* start INPUT DATA *
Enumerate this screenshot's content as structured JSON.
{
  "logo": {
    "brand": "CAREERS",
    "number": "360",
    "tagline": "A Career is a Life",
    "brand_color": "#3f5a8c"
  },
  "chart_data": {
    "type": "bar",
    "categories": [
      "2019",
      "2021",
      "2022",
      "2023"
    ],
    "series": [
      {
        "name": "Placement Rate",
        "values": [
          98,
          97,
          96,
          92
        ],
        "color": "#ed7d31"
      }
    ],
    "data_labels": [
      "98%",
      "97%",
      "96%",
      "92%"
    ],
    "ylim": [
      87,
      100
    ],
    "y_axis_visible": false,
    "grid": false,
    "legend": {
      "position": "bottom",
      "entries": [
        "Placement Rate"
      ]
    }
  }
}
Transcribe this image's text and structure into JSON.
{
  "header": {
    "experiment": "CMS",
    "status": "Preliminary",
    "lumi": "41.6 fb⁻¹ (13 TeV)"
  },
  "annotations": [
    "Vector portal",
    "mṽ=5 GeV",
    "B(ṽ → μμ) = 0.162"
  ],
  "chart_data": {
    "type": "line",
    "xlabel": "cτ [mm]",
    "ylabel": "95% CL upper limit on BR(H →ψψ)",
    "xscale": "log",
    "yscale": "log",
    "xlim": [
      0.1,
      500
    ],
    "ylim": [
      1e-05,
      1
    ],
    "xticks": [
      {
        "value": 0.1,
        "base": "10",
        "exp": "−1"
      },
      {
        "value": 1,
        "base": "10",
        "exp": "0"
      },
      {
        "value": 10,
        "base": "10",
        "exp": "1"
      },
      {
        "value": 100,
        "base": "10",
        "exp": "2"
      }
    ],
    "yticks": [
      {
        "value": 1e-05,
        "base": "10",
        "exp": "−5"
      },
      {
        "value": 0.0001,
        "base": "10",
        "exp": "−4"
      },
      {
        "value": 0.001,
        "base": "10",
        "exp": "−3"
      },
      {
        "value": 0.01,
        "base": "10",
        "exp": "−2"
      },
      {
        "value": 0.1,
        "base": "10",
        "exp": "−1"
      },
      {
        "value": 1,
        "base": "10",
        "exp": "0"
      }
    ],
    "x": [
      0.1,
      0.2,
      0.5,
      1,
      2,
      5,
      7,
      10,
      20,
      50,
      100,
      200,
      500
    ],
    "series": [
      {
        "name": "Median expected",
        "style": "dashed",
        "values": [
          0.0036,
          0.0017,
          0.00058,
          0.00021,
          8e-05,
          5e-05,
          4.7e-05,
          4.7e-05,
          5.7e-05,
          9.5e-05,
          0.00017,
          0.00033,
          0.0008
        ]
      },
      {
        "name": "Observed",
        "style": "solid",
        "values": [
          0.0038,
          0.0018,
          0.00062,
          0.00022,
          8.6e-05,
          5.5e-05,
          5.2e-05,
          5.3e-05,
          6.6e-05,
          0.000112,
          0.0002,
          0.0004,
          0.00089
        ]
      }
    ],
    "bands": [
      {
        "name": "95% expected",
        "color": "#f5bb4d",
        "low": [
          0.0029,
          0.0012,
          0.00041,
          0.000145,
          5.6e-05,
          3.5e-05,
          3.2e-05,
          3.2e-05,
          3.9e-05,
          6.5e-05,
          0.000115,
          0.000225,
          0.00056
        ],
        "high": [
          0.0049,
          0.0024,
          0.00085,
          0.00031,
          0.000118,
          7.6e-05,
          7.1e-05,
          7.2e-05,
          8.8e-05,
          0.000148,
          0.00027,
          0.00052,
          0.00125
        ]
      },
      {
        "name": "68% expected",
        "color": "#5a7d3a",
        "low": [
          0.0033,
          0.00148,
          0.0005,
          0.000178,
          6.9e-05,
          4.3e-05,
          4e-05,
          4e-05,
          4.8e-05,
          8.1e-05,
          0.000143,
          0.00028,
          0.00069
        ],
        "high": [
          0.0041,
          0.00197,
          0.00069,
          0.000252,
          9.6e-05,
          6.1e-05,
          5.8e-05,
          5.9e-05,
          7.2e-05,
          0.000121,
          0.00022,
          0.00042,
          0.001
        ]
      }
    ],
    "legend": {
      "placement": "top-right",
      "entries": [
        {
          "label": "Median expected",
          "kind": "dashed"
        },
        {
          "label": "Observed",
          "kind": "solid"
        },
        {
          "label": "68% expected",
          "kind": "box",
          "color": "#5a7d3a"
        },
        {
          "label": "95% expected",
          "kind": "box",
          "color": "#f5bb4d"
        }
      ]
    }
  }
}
* end INPUT DATA *
Repeat each entry word for word.

Enumerate this screenshot's content as structured JSON.
{
  "logo": {
    "brand": "CAREERS",
    "number": "360",
    "tagline": "A Career is a Life",
    "brand_color": "#3f5a8c"
  },
  "chart_data": {
    "type": "bar",
    "categories": [
      "2019",
      "2021",
      "2022",
      "2023"
    ],
    "series": [
      {
        "name": "Placement Rate",
        "values": [
          98,
          97,
          96,
          92
        ],
        "color": "#ed7d31"
      }
    ],
    "data_labels": [
      "98%",
      "97%",
      "96%",
      "92%"
    ],
    "ylim": [
      87,
      100
    ],
    "y_axis_visible": false,
    "grid": false,
    "legend": {
      "position": "bottom",
      "entries": [
        "Placement Rate"
      ]
    }
  }
}
Transcribe this image's text and structure into JSON.
{
  "header": {
    "experiment": "CMS",
    "status": "Preliminary",
    "lumi": "41.6 fb⁻¹ (13 TeV)"
  },
  "annotations": [
    "Vector portal",
    "mṽ=5 GeV",
    "B(ṽ → μμ) = 0.162"
  ],
  "chart_data": {
    "type": "line",
    "xlabel": "cτ [mm]",
    "ylabel": "95% CL upper limit on BR(H →ψψ)",
    "xscale": "log",
    "yscale": "log",
    "xlim": [
      0.1,
      500
    ],
    "ylim": [
      1e-05,
      1
    ],
    "xticks": [
      {
        "value": 0.1,
        "base": "10",
        "exp": "−1"
      },
      {
        "value": 1,
        "base": "10",
        "exp": "0"
      },
      {
        "value": 10,
        "base": "10",
        "exp": "1"
      },
      {
        "value": 100,
        "base": "10",
        "exp": "2"
      }
    ],
    "yticks": [
      {
        "value": 1e-05,
        "base": "10",
        "exp": "−5"
      },
      {
        "value": 0.0001,
        "base": "10",
        "exp": "−4"
      },
      {
        "value": 0.001,
        "base": "10",
        "exp": "−3"
      },
      {
        "value": 0.01,
        "base": "10",
        "exp": "−2"
      },
      {
        "value": 0.1,
        "base": "10",
        "exp": "−1"
      },
      {
        "value": 1,
        "base": "10",
        "exp": "0"
      }
    ],
    "x": [
      0.1,
      0.2,
      0.5,
      1,
      2,
      5,
      7,
      10,
      20,
      50,
      100,
      200,
      500
    ],
    "series": [
      {
        "name": "Median expected",
        "style": "dashed",
        "values": [
          0.0036,
          0.0017,
          0.00058,
          0.00021,
          8e-05,
          5e-05,
          4.7e-05,
          4.7e-05,
          5.7e-05,
          9.5e-05,
          0.00017,
          0.00033,
          0.0008
        ]
      },
      {
        "name": "Observed",
        "style": "solid",
        "values": [
          0.0038,
          0.0018,
          0.00062,
          0.00022,
          8.6e-05,
          5.5e-05,
          5.2e-05,
          5.3e-05,
          6.6e-05,
          0.000112,
          0.0002,
          0.0004,
          0.00089
        ]
      }
    ],
    "bands": [
      {
        "name": "95% expected",
        "color": "#f5bb4d",
        "low": [
          0.0029,
          0.0012,
          0.00041,
          0.000145,
          5.6e-05,
          3.5e-05,
          3.2e-05,
          3.2e-05,
          3.9e-05,
          6.5e-05,
          0.000115,
          0.000225,
          0.00056
        ],
        "high": [
          0.0049,
          0.0024,
          0.00085,
          0.00031,
          0.000118,
          7.6e-05,
          7.1e-05,
          7.2e-05,
          8.8e-05,
          0.000148,
          0.00027,
          0.00052,
          0.00125
        ]
      },
      {
        "name": "68% expected",
        "color": "#5a7d3a",
        "low": [
          0.0033,
          0.00148,
          0.0005,
          0.000178,
          6.9e-05,
          4.3e-05,
          4e-05,
          4e-05,
          4.8e-05,
          8.1e-05,
          0.000143,
          0.00028,
          0.00069
        ],
        "high": [
          0.0041,
          0.00197,
          0.00069,
          0.000252,
          9.6e-05,
          6.1e-05,
          5.8e-05,
          5.9e-05,
          7.2e-05,
          0.000121,
          0.00022,
          0.00042,
          0.001
        ]
      }
    ],
    "legend": {
      "placement": "top-right",
      "entries": [
        {
          "label": "Median expected",
          "kind": "dashed"
        },
        {
          "label": "Observed",
          "kind": "solid"
        },
        {
          "label": "68% expected",
          "kind": "box",
          "color": "#5a7d3a"
        },
        {
          "label": "95% expected",
          "kind": "box",
          "color": "#f5bb4d"
        }
      ]
    }
  }
}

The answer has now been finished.